Dataset excerpts
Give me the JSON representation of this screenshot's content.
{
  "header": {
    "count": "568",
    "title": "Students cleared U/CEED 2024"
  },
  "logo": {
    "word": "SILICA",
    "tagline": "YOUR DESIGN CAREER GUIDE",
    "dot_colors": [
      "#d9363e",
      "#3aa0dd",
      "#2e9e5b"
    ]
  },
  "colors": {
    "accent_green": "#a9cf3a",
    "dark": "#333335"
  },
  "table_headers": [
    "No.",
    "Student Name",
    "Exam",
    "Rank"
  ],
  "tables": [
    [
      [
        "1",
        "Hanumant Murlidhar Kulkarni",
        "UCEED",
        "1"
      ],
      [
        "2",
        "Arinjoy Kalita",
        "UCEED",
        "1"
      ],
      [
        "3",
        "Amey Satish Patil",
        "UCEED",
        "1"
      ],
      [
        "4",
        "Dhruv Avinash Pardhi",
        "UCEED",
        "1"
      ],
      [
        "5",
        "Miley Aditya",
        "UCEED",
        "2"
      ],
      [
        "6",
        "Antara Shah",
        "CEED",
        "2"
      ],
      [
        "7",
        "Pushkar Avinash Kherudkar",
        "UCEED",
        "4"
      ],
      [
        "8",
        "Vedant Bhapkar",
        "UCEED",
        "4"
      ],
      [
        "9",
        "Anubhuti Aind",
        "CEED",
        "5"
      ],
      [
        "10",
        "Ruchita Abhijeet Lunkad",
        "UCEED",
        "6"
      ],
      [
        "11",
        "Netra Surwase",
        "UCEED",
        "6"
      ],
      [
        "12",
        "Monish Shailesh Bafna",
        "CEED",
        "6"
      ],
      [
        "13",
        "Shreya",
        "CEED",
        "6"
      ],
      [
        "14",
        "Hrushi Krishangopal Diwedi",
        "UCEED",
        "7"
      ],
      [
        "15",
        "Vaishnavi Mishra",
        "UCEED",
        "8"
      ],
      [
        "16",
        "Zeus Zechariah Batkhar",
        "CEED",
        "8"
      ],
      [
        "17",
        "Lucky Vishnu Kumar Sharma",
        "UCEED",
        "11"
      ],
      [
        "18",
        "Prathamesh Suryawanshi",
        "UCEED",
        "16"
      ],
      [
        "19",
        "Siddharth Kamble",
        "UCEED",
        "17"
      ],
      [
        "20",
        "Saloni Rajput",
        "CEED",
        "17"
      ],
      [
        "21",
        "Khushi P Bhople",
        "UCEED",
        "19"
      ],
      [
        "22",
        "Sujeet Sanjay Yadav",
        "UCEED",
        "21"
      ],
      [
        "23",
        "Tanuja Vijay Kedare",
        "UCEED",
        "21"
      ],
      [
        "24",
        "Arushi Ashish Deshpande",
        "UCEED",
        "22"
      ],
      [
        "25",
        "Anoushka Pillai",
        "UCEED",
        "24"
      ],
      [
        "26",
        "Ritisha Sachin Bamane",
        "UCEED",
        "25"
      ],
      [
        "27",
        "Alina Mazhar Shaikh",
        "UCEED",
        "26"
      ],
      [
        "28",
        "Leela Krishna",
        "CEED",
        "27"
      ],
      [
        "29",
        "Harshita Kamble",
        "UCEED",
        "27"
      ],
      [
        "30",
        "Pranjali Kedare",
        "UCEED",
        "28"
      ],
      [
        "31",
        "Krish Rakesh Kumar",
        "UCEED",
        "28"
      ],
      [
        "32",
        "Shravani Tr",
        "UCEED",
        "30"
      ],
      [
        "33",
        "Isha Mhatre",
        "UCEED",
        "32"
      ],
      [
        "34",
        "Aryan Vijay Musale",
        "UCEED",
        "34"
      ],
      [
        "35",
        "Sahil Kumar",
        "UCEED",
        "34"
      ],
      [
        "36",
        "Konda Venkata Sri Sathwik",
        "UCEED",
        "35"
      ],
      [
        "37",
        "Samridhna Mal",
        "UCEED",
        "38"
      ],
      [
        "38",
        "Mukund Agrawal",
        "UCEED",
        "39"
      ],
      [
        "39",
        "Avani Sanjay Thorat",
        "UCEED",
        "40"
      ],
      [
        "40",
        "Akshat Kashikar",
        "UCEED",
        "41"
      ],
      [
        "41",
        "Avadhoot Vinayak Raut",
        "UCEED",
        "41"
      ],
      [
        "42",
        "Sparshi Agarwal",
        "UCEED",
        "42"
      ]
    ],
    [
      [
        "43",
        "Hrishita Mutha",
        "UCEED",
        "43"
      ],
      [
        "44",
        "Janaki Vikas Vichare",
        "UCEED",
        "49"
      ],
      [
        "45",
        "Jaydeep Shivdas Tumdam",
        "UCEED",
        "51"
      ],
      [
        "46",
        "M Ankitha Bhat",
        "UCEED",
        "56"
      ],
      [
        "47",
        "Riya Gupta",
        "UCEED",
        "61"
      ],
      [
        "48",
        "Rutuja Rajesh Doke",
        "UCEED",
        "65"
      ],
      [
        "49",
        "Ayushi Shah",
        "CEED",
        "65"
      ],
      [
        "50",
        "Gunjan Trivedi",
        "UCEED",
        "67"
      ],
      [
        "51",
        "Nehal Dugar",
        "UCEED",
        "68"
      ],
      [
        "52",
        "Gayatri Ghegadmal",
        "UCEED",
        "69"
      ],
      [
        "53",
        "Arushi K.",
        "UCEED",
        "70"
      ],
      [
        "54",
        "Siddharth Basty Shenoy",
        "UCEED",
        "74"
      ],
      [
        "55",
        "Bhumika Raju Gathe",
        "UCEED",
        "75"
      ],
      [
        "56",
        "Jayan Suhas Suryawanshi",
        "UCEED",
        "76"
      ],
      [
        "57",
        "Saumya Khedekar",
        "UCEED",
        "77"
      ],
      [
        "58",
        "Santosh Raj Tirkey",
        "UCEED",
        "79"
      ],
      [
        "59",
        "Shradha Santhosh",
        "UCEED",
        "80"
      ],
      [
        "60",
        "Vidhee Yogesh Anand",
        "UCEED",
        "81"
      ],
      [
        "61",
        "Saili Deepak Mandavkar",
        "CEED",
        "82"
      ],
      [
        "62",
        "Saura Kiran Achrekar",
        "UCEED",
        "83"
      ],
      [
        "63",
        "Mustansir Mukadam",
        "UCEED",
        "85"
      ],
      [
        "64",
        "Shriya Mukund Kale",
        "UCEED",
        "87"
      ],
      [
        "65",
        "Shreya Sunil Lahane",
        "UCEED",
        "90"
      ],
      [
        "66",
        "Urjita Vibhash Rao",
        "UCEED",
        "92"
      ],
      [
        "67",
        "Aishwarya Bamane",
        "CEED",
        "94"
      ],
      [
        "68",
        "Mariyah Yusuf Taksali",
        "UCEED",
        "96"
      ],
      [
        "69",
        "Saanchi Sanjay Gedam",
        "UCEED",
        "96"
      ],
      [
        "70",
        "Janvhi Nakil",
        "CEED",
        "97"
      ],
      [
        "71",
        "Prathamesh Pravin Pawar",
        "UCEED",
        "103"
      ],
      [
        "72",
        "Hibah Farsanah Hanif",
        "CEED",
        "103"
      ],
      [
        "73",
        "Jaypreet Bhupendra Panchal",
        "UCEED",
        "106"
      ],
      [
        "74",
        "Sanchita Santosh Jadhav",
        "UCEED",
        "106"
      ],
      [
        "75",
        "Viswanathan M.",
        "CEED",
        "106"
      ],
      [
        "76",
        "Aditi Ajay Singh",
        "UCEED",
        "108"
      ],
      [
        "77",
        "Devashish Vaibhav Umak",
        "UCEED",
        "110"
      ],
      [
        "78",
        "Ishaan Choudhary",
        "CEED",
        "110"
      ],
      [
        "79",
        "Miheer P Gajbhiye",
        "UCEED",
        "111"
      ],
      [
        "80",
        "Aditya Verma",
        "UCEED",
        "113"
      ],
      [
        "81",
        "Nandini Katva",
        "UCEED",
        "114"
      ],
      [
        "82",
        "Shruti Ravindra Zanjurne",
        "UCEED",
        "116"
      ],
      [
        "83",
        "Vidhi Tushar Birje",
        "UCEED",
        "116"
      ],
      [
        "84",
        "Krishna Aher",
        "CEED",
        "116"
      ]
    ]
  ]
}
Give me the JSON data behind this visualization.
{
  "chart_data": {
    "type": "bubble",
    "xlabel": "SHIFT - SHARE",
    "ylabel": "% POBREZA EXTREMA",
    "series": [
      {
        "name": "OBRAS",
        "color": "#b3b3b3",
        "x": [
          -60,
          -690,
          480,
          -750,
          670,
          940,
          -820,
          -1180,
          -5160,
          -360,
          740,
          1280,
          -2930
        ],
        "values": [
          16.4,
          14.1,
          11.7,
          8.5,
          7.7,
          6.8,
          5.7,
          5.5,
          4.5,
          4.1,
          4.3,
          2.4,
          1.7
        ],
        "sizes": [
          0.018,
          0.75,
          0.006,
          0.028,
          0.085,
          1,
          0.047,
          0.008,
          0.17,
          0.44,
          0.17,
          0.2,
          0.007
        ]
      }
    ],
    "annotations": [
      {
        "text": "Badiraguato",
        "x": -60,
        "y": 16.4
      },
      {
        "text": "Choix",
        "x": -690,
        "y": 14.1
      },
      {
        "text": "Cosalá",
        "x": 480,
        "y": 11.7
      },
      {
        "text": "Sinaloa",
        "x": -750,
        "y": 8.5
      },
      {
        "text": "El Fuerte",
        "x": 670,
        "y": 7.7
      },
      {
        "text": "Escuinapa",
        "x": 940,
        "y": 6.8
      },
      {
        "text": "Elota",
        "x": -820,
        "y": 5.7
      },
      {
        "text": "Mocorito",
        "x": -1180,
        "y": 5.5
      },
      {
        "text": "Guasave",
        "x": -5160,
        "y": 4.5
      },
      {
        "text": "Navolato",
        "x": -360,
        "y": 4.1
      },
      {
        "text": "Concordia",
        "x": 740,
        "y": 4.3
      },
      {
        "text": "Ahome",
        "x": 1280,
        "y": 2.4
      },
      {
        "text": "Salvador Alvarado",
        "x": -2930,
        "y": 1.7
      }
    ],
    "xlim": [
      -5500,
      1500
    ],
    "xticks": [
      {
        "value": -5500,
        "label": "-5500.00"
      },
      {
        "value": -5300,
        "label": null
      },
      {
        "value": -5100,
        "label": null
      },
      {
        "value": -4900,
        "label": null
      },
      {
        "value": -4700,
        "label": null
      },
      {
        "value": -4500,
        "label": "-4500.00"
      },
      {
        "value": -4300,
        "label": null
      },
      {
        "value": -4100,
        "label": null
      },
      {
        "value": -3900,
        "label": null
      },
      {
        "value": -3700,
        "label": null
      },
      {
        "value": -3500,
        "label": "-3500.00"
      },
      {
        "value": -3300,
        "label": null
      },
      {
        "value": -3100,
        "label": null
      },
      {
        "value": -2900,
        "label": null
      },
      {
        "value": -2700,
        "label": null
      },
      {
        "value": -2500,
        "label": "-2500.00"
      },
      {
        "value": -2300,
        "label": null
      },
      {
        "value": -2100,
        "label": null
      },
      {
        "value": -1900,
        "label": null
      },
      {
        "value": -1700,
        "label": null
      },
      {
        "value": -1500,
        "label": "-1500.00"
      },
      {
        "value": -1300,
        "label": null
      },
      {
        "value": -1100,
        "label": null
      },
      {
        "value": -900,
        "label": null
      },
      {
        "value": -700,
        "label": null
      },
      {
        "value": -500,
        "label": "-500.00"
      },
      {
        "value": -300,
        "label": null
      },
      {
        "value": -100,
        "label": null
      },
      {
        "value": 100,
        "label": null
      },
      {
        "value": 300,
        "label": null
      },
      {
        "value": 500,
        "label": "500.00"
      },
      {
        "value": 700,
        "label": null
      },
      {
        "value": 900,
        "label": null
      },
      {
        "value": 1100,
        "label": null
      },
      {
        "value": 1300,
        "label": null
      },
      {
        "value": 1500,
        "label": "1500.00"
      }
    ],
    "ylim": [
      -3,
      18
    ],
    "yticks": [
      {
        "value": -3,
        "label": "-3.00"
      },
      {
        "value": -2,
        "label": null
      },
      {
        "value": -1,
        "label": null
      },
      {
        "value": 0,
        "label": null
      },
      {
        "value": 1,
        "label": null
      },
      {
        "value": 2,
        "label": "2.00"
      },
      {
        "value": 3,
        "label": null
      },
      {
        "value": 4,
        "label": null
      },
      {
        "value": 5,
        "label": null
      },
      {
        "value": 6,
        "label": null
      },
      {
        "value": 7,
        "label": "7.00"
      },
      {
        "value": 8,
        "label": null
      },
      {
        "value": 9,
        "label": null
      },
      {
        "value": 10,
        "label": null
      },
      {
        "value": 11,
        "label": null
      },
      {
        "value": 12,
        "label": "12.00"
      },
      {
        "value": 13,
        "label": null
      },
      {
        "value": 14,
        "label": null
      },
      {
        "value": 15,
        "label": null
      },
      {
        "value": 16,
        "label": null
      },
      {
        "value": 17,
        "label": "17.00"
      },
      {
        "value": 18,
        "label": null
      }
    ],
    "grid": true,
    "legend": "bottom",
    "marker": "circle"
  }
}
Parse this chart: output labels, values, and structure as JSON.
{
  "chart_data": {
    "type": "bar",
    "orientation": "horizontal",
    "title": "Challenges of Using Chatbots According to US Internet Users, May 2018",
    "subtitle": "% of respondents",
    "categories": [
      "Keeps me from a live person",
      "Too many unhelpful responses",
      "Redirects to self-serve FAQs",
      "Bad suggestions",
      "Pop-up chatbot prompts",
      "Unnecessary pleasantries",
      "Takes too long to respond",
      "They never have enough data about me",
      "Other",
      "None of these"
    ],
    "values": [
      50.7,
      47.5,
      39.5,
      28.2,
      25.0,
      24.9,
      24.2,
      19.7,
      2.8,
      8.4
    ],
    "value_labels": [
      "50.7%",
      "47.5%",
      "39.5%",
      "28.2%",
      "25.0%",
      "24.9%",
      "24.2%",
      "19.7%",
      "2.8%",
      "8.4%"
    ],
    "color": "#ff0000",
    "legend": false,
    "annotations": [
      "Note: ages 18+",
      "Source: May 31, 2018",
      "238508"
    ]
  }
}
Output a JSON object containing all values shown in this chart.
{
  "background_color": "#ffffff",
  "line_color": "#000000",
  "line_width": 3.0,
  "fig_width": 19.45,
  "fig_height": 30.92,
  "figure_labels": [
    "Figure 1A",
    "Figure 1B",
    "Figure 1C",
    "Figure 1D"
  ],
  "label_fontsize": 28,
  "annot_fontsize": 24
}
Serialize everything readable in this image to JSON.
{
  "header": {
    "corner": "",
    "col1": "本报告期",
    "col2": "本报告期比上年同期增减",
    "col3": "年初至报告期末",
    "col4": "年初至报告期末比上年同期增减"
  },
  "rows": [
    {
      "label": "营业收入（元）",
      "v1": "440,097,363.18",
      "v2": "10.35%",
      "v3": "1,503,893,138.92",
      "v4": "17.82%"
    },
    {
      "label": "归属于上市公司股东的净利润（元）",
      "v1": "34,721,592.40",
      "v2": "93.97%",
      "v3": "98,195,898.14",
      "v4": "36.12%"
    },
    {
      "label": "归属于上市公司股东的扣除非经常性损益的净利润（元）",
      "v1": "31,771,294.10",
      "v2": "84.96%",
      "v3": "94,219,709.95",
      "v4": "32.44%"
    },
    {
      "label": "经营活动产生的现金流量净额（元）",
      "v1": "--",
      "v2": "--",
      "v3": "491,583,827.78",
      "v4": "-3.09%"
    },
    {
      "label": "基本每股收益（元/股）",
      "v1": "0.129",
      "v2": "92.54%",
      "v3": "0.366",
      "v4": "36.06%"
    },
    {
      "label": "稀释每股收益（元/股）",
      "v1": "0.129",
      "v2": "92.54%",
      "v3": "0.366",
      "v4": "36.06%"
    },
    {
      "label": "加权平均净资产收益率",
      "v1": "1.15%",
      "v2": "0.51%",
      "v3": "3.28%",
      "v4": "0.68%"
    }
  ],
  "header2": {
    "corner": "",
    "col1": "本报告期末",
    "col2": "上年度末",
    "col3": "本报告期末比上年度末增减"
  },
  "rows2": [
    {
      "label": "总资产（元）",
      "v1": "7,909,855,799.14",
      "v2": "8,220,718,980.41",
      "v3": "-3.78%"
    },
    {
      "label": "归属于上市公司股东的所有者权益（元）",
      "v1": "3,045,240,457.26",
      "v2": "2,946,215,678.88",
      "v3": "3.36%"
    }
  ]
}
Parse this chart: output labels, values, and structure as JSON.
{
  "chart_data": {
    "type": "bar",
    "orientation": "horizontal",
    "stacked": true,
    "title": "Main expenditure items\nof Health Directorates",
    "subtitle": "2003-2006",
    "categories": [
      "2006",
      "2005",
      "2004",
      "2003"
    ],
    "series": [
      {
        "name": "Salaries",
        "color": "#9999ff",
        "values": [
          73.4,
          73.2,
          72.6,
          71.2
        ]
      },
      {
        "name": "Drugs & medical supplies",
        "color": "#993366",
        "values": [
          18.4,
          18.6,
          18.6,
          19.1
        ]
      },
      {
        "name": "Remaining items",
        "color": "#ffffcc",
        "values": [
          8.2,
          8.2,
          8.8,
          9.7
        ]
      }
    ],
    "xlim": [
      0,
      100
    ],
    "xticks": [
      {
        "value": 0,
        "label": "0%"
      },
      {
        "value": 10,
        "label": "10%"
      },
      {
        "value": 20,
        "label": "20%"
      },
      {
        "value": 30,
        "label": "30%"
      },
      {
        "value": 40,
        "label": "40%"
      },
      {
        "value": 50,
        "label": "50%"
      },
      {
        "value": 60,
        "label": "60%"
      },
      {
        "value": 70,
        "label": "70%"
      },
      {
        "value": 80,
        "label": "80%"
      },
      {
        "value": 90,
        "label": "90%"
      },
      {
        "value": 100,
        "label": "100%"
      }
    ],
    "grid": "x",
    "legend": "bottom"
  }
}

What is needed
Every line in the data that holds "Kumar" should be copied out.

Correct answer
        "Lucky Vishnu Kumar Sharma",
        "Krish Rakesh Kumar",
        "Sahil Kumar",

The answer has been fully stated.